**Extracted data entries**

####################

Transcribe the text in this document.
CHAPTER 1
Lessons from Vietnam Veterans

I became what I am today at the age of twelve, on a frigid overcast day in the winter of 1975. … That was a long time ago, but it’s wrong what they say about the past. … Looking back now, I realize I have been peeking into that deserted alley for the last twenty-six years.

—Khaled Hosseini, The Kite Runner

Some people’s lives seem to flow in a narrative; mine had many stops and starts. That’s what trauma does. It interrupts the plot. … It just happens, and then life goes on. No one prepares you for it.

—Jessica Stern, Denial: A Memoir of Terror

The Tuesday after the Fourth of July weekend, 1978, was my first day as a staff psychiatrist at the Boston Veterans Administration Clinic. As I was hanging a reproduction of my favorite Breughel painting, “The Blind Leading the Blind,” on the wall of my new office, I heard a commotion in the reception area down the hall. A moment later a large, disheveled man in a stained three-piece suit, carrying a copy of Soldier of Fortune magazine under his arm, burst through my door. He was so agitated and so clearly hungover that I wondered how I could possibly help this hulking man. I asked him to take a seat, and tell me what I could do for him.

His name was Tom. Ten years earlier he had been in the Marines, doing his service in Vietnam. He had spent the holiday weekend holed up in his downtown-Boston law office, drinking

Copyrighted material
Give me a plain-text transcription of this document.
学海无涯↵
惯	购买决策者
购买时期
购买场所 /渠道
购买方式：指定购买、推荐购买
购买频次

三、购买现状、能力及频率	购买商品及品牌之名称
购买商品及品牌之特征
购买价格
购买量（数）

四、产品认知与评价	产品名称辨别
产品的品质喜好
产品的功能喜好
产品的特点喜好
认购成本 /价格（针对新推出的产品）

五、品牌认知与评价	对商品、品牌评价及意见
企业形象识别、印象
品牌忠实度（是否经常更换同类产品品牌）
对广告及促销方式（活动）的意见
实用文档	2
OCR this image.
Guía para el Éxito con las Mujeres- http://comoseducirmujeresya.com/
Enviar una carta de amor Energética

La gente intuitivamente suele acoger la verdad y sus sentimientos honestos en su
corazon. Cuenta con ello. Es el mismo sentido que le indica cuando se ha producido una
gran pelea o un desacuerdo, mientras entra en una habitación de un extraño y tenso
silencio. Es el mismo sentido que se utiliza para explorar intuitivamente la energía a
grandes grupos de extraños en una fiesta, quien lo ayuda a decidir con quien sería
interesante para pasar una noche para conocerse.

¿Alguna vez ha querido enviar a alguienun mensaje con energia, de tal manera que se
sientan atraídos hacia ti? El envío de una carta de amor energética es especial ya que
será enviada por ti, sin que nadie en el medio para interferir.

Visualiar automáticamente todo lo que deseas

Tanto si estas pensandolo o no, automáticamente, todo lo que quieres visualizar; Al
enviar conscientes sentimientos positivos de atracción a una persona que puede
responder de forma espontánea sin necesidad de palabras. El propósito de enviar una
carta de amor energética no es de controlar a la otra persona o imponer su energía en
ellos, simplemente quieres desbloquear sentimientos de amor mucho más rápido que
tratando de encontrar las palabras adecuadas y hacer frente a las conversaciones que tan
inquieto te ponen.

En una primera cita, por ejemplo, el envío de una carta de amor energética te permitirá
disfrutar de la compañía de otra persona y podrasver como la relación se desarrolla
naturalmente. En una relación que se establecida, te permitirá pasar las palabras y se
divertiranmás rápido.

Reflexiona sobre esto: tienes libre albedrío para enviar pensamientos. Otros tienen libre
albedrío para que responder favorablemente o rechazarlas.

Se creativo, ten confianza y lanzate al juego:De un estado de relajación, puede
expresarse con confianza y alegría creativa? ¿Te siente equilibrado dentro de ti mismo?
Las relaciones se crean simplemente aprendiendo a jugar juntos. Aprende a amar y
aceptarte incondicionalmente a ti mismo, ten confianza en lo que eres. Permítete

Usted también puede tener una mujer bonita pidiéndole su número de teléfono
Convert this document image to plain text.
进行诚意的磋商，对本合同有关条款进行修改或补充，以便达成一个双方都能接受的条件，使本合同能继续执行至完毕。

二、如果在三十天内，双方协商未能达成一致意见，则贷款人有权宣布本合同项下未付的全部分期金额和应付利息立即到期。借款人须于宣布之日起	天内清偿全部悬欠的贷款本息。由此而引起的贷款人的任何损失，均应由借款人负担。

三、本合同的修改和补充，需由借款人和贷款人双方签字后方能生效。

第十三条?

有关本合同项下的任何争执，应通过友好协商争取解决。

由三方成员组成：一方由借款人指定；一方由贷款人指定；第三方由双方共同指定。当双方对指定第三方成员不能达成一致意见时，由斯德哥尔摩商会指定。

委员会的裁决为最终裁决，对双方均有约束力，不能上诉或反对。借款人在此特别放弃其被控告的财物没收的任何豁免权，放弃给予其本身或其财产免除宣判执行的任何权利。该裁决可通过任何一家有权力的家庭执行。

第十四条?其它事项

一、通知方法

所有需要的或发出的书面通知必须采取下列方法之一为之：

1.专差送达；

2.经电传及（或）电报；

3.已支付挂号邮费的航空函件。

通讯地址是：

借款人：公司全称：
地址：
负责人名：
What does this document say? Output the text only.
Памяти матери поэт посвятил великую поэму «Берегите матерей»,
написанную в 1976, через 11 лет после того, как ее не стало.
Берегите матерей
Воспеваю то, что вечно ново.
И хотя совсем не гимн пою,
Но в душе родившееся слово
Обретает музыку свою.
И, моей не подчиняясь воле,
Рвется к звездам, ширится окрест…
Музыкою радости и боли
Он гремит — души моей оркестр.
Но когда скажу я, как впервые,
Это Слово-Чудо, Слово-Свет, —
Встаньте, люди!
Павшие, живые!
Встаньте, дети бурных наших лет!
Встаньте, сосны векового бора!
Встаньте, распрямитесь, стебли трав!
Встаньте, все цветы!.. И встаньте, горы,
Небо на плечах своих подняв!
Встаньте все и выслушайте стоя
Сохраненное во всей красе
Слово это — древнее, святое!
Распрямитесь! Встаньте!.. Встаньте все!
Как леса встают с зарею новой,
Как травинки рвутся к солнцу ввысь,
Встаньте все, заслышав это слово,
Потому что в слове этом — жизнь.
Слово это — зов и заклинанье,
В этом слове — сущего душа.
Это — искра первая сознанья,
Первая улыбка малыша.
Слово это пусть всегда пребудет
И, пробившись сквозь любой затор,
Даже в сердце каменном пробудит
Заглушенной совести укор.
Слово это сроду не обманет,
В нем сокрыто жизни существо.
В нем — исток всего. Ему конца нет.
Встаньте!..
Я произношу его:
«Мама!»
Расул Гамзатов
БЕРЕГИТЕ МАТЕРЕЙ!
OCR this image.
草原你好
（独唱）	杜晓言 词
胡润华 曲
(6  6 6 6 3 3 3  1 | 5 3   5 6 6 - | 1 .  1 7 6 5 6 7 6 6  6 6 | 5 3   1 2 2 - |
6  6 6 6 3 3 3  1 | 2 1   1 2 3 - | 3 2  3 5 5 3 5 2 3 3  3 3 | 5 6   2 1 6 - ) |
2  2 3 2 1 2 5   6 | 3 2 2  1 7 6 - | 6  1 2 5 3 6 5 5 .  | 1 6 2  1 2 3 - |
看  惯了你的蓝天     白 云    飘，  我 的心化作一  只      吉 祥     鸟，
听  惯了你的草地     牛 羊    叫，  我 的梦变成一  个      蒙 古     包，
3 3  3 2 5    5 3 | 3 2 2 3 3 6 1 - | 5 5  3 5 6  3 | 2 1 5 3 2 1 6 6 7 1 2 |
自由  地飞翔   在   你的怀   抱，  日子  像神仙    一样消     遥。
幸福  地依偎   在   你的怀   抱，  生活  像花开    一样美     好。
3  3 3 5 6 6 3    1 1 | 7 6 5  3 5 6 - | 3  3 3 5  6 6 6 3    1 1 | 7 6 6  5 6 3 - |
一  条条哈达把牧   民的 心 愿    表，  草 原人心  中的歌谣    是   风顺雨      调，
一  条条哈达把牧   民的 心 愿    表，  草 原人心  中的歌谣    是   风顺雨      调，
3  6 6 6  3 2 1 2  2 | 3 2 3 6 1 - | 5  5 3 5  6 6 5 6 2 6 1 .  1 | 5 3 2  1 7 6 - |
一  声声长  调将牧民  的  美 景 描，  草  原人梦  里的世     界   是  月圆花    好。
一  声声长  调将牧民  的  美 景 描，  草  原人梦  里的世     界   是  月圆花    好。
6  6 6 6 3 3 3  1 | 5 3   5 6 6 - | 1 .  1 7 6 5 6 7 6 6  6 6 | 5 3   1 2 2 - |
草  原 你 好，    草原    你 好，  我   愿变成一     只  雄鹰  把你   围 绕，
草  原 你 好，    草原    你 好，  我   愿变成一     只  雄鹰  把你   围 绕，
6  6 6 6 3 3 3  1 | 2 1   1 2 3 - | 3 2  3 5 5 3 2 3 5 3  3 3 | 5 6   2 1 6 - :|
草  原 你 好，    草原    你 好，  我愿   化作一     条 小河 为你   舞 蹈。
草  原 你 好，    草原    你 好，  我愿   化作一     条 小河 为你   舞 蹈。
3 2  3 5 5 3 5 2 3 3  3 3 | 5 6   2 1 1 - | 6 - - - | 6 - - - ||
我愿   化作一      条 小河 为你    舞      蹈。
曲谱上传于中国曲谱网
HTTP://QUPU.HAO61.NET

####################

**TASK DESCRIPTION**
Identify how many lines in the entries above contain the word "todo" and provide only that figure.

**FINISHED EXERCISE**
2